— Start DATA FOR THE TASK —

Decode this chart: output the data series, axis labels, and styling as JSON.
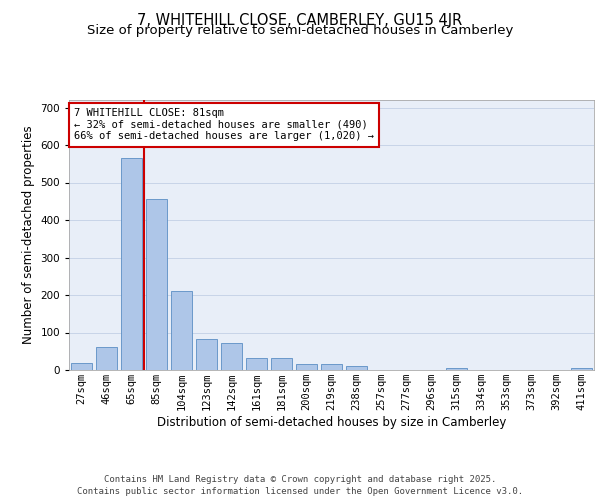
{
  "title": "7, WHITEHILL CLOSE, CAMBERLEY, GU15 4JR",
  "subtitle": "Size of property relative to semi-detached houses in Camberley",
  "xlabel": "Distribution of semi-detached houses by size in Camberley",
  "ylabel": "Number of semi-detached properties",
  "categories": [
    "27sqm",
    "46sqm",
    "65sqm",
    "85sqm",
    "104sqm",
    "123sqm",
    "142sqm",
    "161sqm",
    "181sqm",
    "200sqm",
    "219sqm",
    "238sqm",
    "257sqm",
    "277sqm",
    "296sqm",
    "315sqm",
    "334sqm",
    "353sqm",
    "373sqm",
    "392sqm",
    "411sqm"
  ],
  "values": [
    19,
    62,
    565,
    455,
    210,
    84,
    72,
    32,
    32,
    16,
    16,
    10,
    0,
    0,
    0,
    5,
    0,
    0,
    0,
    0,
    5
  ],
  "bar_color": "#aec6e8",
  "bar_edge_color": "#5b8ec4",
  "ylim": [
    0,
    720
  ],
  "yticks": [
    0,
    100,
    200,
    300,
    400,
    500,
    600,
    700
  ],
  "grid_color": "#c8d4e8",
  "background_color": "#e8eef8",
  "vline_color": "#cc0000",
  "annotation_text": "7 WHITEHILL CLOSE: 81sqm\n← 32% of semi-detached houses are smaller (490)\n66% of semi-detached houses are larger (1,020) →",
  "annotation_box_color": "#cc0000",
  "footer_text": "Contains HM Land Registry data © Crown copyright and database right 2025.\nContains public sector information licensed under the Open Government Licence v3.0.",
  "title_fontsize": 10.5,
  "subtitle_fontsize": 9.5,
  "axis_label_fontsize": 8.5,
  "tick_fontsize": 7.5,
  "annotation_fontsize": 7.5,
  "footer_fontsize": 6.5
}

— End DATA FOR THE TASK —
— Start DATA FOR THE TASK —

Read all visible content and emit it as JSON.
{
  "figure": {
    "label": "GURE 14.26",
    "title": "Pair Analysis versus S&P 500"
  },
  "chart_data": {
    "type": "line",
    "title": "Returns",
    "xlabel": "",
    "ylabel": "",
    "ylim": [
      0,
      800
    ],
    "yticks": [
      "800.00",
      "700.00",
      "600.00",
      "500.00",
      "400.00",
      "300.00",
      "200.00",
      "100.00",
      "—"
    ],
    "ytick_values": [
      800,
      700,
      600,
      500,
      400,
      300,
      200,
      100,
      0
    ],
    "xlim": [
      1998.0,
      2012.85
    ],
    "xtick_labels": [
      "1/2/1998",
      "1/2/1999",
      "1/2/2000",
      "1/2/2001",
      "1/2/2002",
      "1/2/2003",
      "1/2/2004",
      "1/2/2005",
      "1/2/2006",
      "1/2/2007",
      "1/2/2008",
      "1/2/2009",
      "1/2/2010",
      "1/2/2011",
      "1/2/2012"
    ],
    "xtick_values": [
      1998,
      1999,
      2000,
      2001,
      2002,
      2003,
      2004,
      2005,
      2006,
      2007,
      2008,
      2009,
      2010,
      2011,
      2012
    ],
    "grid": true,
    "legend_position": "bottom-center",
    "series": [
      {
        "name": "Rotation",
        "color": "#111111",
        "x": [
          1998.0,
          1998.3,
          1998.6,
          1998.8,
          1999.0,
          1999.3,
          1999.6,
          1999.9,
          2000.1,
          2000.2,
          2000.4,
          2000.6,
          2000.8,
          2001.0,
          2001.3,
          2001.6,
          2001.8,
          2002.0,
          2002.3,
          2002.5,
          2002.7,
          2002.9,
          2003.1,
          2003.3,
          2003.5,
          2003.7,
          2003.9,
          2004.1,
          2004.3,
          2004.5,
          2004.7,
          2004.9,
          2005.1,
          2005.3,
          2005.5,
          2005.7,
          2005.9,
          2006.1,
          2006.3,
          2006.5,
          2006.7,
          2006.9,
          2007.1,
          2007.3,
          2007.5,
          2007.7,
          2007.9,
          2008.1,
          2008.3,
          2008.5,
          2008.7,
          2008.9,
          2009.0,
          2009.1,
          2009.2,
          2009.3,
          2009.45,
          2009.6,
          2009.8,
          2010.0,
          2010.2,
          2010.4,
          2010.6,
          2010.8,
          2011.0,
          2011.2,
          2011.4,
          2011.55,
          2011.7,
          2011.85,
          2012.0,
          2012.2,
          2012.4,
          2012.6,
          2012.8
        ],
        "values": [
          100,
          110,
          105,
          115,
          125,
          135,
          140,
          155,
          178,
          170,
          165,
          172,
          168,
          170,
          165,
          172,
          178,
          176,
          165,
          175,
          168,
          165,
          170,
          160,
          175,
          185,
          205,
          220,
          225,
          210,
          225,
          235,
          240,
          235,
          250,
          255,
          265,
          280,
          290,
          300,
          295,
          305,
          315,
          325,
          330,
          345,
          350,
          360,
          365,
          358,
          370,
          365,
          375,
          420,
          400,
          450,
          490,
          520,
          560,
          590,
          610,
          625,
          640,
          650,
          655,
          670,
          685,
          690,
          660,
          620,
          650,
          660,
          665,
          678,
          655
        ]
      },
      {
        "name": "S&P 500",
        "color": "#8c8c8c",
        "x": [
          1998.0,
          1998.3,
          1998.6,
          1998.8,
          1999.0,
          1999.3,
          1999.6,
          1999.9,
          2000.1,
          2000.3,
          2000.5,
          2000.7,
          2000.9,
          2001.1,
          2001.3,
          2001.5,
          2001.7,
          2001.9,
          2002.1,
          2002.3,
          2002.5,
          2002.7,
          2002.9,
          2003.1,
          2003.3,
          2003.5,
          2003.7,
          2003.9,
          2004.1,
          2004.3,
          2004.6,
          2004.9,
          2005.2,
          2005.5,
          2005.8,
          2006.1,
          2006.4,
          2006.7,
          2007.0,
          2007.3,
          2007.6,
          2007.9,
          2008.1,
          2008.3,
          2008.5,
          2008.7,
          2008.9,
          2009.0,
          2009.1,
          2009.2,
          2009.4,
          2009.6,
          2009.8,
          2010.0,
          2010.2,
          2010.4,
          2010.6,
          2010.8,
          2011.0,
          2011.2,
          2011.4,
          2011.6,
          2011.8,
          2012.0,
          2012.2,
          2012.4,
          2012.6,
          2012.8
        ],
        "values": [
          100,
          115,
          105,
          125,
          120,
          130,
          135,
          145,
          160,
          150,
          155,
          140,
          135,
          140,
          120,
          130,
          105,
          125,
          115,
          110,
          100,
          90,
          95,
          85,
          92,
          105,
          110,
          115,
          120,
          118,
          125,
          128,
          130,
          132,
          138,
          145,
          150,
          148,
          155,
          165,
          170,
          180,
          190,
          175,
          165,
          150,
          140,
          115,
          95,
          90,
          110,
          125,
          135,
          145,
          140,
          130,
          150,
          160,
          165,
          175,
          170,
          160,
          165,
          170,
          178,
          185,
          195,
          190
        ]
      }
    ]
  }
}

— End DATA FOR THE TASK —

### WHAT NEEDS TO BE DONE:
Copy each line of the listing in which the word "JSON" can be found.

### ANSWER FOR THIS EXERCISE:
Decode this chart: output the data series, axis labels, and styling as JSON.
Read all visible content and emit it as JSON.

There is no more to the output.